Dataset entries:
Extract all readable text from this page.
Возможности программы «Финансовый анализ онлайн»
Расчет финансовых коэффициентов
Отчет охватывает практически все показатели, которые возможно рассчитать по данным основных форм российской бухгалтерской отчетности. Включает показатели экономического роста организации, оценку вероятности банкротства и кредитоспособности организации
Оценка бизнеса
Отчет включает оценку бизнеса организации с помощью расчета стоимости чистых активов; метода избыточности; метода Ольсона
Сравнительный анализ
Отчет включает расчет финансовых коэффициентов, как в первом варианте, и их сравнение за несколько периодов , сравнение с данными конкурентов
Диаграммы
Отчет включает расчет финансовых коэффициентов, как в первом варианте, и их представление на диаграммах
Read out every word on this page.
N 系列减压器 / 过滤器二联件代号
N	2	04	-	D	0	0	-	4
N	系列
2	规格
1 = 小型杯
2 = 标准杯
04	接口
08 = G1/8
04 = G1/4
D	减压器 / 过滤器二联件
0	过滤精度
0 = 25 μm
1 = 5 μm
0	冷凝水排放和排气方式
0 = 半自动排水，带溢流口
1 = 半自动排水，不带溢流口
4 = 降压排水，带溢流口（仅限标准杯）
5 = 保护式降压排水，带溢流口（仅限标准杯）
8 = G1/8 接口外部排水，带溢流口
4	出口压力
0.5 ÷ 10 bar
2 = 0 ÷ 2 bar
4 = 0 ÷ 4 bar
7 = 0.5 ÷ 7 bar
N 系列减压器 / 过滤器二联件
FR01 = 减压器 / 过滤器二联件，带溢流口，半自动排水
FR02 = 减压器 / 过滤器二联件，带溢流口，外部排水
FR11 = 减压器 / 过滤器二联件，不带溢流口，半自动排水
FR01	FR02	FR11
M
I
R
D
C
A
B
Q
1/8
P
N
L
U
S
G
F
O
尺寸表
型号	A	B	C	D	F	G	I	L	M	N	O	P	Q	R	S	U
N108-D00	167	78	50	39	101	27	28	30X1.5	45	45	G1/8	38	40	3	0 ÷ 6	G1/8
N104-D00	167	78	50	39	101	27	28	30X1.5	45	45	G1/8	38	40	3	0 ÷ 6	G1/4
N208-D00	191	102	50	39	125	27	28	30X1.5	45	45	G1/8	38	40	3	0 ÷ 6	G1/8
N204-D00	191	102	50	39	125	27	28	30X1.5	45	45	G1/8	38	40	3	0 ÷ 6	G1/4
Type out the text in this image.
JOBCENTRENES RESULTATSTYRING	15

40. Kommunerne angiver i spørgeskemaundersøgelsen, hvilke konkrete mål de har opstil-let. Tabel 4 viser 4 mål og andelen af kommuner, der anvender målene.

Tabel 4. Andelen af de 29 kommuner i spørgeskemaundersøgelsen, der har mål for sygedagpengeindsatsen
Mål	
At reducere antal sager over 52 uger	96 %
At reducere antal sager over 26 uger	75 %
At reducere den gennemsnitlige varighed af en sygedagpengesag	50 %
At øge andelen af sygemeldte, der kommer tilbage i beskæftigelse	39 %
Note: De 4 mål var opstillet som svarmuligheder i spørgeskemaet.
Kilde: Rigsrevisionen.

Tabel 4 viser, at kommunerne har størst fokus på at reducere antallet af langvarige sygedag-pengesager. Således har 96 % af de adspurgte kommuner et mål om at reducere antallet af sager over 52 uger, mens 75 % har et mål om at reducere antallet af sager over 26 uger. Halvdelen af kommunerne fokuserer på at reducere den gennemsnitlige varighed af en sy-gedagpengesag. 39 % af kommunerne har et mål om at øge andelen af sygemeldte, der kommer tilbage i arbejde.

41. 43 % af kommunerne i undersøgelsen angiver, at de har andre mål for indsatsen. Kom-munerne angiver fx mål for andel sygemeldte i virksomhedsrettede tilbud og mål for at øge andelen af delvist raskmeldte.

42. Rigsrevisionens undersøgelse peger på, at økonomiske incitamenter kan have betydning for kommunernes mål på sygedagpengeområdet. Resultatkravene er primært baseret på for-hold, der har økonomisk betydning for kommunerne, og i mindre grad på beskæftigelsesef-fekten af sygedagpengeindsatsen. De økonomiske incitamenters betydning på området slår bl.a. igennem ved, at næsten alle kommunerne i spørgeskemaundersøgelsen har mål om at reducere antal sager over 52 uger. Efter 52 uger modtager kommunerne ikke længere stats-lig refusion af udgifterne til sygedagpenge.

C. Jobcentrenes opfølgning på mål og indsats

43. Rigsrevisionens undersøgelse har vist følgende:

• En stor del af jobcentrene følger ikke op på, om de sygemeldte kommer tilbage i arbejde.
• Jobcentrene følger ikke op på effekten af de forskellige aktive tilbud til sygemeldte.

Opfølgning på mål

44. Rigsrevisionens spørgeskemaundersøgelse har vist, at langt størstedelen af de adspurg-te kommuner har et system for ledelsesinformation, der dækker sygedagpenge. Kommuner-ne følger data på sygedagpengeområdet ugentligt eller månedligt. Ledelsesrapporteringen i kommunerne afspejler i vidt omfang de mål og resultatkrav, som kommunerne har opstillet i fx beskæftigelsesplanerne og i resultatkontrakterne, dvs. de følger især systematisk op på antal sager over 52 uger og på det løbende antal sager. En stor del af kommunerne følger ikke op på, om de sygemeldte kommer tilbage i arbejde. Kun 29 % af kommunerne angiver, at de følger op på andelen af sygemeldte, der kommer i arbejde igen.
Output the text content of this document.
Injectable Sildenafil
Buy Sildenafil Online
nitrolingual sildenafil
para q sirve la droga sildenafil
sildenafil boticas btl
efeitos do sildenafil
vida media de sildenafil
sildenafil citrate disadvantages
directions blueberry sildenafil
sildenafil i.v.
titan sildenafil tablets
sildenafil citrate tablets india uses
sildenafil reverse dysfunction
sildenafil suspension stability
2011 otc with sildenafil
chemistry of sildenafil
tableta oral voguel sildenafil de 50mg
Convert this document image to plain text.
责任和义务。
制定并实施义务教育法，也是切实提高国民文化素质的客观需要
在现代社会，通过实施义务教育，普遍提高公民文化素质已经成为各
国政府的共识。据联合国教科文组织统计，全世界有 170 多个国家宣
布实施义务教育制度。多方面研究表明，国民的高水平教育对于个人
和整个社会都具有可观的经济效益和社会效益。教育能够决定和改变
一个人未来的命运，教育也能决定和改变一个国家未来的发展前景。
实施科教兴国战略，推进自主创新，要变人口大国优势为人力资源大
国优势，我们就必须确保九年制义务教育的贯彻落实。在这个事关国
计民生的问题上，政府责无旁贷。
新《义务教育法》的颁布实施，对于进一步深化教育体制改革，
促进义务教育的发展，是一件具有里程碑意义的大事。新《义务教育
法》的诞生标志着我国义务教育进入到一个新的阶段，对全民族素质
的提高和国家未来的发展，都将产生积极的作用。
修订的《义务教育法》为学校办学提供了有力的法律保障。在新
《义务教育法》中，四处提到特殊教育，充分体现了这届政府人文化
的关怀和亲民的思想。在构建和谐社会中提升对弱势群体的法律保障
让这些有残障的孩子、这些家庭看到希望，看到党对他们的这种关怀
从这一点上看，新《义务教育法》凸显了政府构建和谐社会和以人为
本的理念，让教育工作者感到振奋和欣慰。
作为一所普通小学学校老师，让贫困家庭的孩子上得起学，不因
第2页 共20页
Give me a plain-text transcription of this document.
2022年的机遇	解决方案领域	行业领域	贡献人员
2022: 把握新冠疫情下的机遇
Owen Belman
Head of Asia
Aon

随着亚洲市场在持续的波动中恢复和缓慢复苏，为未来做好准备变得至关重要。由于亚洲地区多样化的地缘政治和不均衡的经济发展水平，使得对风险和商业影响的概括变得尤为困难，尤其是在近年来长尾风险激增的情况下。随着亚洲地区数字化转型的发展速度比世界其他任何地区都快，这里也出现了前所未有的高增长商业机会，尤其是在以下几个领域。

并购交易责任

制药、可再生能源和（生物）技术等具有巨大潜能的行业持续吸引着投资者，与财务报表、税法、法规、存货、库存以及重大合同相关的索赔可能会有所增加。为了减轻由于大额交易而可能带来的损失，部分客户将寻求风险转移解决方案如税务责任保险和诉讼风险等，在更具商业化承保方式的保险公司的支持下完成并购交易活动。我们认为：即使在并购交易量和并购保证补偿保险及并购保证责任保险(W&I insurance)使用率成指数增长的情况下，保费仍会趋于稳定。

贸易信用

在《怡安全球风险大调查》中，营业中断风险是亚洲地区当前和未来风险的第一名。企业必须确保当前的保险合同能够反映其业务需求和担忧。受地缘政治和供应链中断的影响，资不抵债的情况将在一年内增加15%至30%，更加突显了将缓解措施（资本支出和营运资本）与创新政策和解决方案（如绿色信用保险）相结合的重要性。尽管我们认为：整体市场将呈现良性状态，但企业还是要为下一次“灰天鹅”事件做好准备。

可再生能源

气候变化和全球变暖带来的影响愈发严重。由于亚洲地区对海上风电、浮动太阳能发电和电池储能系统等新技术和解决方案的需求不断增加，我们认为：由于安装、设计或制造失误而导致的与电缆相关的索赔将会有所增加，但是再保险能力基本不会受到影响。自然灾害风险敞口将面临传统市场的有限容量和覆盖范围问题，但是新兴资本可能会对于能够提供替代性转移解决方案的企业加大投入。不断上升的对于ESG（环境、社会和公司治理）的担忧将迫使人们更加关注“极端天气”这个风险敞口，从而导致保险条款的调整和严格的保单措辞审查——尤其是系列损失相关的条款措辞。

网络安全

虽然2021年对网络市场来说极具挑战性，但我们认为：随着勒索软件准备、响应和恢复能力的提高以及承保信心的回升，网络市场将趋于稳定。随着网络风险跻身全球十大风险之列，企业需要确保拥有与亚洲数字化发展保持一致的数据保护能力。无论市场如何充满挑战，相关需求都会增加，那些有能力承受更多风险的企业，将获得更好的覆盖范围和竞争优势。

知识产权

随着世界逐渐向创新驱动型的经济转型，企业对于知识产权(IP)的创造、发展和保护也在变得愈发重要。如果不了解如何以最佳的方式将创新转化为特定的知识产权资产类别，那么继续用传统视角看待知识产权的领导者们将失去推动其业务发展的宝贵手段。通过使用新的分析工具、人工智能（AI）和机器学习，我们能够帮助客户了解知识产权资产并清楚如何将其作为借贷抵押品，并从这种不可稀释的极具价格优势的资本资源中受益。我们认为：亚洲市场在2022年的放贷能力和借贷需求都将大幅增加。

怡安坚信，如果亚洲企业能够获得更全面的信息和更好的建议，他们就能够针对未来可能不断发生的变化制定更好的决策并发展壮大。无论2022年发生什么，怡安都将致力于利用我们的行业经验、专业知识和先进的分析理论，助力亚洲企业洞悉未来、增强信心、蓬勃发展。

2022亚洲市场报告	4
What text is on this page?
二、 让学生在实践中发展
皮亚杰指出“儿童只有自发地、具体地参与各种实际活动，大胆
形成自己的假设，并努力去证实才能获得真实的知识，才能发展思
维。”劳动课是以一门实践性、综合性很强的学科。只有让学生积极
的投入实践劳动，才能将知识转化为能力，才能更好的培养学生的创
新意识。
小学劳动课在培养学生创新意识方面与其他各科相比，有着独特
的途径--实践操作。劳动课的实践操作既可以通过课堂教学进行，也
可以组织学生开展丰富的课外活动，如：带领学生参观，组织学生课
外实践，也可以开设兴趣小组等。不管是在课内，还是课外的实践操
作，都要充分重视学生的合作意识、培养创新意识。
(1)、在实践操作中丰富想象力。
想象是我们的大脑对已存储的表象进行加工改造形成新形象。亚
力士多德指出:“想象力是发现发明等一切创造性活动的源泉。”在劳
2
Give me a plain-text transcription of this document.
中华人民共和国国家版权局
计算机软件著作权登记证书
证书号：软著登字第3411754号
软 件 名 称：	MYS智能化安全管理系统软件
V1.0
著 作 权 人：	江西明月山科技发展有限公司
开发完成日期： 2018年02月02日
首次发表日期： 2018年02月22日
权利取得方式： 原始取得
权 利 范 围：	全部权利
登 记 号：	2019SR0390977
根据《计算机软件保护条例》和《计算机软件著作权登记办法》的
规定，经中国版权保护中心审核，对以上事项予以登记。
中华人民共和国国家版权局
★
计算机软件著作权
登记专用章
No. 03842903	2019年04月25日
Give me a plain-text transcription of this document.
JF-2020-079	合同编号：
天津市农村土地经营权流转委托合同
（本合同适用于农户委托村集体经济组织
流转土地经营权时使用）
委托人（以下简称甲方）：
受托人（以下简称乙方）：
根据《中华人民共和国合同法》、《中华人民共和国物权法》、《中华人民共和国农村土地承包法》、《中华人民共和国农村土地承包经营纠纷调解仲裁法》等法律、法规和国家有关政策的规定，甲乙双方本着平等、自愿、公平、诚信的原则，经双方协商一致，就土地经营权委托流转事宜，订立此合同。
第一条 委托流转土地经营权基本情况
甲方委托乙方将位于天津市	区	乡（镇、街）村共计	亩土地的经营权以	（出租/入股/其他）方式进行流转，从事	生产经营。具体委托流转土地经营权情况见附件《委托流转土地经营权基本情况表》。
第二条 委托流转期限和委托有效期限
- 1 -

**WRITTEN EXERCISE:** State the count of lines above containing the string "tablets", and add nothing to it.

**SOLUTION TO THIS PROBLEM:** 2